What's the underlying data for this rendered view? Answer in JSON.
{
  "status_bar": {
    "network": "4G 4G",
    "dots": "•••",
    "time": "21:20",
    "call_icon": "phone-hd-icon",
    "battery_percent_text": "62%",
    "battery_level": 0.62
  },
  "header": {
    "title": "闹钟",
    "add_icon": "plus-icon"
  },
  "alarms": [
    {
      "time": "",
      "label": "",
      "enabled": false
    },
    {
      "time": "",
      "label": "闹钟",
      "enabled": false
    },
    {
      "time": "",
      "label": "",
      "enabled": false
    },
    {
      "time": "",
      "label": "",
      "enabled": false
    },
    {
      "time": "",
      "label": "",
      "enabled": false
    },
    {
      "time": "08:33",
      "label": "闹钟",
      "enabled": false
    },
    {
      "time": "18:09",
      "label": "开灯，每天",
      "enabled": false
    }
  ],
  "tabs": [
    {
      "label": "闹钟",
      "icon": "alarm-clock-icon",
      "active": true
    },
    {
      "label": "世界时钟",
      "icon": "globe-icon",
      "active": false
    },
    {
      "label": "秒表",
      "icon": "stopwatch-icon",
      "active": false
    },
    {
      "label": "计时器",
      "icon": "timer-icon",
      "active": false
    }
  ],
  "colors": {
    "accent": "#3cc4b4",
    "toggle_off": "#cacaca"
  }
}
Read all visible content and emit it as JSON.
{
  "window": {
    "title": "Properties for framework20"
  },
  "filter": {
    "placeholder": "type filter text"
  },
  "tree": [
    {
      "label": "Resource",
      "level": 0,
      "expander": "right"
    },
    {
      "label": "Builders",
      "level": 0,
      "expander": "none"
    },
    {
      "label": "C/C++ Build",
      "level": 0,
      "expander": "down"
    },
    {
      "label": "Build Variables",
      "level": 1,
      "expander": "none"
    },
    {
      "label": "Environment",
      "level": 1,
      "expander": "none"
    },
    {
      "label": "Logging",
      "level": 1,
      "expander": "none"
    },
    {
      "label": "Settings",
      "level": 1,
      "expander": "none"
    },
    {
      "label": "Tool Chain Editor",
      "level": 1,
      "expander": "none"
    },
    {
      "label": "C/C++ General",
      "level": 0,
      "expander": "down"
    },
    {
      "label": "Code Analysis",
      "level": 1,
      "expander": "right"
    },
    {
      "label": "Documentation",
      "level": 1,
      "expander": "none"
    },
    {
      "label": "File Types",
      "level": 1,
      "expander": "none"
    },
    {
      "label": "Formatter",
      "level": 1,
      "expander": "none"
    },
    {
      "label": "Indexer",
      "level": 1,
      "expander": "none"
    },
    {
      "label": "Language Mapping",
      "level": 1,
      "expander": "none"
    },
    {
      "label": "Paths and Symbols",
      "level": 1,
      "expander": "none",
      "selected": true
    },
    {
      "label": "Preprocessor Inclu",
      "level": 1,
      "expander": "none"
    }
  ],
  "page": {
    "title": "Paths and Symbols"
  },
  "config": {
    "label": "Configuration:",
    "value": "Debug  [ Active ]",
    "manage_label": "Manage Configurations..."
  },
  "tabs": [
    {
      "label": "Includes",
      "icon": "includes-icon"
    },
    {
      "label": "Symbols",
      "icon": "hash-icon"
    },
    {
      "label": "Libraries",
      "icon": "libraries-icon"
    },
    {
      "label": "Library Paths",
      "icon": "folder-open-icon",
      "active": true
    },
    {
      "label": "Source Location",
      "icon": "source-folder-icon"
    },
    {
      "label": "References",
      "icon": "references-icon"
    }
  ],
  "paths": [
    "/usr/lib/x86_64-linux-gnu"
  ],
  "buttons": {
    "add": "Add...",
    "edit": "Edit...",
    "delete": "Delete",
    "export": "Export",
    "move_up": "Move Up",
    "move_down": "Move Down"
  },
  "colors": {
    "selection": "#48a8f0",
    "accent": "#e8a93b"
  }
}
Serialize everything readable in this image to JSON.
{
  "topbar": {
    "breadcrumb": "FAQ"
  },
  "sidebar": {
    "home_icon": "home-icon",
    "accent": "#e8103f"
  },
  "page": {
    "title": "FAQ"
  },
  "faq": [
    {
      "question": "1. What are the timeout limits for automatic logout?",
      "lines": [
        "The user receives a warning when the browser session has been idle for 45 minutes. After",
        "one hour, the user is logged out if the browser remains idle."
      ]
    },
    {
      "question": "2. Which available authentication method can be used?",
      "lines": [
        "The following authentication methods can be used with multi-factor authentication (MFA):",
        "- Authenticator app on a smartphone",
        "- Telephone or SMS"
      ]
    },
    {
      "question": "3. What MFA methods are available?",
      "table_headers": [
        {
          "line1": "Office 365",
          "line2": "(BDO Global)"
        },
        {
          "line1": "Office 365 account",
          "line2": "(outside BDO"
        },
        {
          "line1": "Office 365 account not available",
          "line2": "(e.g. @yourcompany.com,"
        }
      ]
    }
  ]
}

::::::::

Problem:
Which lines hold the word "browser"? Return all of them from the records above.

Exercise response:
        "The user receives a warning when the browser session has been idle for 45 minutes. After",
        "one hour, the user is logged out if the browser remains idle."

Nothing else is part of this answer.